■ **Objective**:
From the beginning of the data through the line that contains "- bar-0-4: [85, 341, 658, 388]", change every occurrence of "bar-label" to "bar-caption" and reproduce those lines with everything else untouched.

#####

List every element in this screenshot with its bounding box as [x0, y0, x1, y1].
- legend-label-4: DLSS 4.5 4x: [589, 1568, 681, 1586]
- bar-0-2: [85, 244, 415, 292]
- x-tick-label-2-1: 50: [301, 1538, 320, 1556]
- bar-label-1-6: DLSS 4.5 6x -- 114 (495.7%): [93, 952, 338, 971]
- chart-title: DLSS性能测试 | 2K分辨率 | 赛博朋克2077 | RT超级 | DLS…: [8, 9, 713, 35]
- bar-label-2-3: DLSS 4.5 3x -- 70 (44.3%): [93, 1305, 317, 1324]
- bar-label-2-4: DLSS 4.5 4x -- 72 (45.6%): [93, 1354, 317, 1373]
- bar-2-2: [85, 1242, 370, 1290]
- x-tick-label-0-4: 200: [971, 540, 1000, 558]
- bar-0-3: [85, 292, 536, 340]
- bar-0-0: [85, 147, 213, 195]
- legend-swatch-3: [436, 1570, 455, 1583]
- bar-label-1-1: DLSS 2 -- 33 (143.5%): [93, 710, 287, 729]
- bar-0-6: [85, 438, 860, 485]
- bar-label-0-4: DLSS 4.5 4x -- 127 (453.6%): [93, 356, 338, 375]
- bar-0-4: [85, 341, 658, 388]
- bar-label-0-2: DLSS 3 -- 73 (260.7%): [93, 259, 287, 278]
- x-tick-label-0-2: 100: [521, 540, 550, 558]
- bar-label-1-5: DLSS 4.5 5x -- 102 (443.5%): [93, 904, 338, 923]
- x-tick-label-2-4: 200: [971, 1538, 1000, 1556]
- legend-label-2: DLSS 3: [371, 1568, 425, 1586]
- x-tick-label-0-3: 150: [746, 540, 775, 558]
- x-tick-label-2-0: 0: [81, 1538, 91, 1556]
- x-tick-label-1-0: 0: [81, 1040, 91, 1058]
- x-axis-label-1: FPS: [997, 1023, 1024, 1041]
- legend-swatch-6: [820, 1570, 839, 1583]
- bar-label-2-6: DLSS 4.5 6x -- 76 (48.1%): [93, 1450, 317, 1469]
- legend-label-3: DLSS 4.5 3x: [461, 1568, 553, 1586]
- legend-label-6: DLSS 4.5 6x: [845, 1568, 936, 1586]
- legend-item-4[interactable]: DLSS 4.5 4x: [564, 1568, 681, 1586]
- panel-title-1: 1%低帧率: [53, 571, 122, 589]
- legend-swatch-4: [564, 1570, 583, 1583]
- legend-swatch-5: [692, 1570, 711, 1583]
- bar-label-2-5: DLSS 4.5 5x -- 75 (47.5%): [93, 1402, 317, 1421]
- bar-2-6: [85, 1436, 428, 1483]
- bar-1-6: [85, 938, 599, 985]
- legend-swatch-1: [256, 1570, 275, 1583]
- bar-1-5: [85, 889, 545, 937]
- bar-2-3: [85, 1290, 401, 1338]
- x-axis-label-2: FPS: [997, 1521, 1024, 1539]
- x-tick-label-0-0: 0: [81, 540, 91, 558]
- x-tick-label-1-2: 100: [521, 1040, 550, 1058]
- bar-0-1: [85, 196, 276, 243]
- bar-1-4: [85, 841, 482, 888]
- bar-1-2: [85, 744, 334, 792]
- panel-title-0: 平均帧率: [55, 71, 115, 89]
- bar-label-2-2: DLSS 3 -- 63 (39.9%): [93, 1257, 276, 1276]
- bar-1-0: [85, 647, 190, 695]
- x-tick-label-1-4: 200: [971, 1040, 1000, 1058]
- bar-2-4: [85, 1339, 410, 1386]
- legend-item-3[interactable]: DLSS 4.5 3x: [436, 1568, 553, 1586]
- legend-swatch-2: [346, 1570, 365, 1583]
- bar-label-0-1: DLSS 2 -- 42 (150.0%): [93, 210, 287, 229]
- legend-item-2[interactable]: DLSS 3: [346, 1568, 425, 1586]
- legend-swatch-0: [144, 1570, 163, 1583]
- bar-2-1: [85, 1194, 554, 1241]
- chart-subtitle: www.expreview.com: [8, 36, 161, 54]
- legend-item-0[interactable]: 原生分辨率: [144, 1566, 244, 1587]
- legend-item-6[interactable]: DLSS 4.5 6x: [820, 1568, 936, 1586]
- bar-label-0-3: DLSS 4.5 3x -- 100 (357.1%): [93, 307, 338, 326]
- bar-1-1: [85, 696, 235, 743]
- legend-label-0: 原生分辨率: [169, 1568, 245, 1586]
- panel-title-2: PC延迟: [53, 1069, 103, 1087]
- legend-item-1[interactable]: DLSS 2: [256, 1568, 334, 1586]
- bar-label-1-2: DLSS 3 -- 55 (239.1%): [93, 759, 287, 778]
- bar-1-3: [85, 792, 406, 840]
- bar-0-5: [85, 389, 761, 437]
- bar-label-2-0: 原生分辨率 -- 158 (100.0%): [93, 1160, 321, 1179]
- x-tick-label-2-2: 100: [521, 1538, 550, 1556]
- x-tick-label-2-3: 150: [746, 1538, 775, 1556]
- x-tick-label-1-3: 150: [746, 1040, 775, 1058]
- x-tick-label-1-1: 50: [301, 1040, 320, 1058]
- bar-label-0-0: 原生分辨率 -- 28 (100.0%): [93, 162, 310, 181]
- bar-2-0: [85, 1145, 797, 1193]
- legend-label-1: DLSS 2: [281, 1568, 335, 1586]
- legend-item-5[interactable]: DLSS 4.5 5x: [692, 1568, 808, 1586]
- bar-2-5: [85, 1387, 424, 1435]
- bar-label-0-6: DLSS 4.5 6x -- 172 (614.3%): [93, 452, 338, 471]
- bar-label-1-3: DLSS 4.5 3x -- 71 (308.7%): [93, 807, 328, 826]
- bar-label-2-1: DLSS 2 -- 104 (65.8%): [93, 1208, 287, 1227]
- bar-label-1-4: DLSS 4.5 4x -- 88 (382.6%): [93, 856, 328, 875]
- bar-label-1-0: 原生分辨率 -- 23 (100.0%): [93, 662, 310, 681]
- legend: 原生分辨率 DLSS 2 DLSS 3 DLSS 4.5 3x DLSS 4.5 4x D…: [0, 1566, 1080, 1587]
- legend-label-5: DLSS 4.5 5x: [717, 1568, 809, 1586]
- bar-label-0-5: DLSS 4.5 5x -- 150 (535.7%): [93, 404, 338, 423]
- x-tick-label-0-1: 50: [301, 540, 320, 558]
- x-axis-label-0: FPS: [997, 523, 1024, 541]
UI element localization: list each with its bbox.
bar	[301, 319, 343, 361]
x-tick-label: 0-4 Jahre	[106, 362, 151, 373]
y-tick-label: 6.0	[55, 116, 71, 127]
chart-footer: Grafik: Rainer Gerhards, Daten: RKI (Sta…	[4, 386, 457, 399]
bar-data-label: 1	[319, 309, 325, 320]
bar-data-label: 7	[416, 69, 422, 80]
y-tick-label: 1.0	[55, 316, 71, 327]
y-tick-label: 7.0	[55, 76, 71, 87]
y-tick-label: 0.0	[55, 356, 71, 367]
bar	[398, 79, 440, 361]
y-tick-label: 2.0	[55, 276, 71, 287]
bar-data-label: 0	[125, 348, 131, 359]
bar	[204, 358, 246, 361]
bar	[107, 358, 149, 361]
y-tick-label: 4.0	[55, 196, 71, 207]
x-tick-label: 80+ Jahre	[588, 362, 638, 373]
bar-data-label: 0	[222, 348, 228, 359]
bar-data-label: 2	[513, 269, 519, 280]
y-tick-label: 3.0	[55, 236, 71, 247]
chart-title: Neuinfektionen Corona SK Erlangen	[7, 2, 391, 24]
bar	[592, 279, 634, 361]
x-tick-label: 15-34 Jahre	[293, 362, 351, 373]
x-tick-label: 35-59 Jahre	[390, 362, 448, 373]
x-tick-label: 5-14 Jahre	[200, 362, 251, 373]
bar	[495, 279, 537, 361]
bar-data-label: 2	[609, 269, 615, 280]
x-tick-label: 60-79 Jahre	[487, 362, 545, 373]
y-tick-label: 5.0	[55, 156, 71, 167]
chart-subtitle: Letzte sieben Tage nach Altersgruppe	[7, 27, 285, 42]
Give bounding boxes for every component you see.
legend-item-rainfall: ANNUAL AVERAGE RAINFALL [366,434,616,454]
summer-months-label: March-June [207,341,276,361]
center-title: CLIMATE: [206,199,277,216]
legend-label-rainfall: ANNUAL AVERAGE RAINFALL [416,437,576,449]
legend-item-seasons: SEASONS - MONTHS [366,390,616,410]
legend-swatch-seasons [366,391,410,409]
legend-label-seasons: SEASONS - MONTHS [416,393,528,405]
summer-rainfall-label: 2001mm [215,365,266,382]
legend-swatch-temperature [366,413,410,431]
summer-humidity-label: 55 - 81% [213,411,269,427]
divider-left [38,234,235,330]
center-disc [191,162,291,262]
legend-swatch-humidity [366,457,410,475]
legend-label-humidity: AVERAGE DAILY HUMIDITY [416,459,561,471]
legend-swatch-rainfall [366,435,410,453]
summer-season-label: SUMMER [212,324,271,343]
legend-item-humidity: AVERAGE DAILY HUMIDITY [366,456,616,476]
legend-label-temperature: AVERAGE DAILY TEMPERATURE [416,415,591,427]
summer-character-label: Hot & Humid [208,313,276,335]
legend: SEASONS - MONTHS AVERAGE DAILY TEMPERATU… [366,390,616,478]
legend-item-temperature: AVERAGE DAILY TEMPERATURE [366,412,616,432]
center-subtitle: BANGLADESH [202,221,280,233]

#####

■ **Result**:
List every element in this screenshot with its bounding box as [x0, y0, x1, y1].
- legend-label-4: DLSS 4.5 4x: [589, 1568, 681, 1586]
- bar-0-2: [85, 244, 415, 292]
- x-tick-label-2-1: 50: [301, 1538, 320, 1556]
- bar-caption-1-6: DLSS 4.5 6x -- 114 (495.7%): [93, 952, 338, 971]
- chart-title: DLSS性能测试 | 2K分辨率 | 赛博朋克2077 | RT超级 | DLS…: [8, 9, 713, 35]
- bar-caption-2-3: DLSS 4.5 3x -- 70 (44.3%): [93, 1305, 317, 1324]
- bar-caption-2-4: DLSS 4.5 4x -- 72 (45.6%): [93, 1354, 317, 1373]
- bar-2-2: [85, 1242, 370, 1290]
- x-tick-label-0-4: 200: [971, 540, 1000, 558]
- bar-0-3: [85, 292, 536, 340]
- bar-0-0: [85, 147, 213, 195]
- legend-swatch-3: [436, 1570, 455, 1583]
- bar-caption-1-1: DLSS 2 -- 33 (143.5%): [93, 710, 287, 729]
- bar-0-6: [85, 438, 860, 485]
- bar-caption-0-4: DLSS 4.5 4x -- 127 (453.6%): [93, 356, 338, 375]
- bar-0-4: [85, 341, 658, 388]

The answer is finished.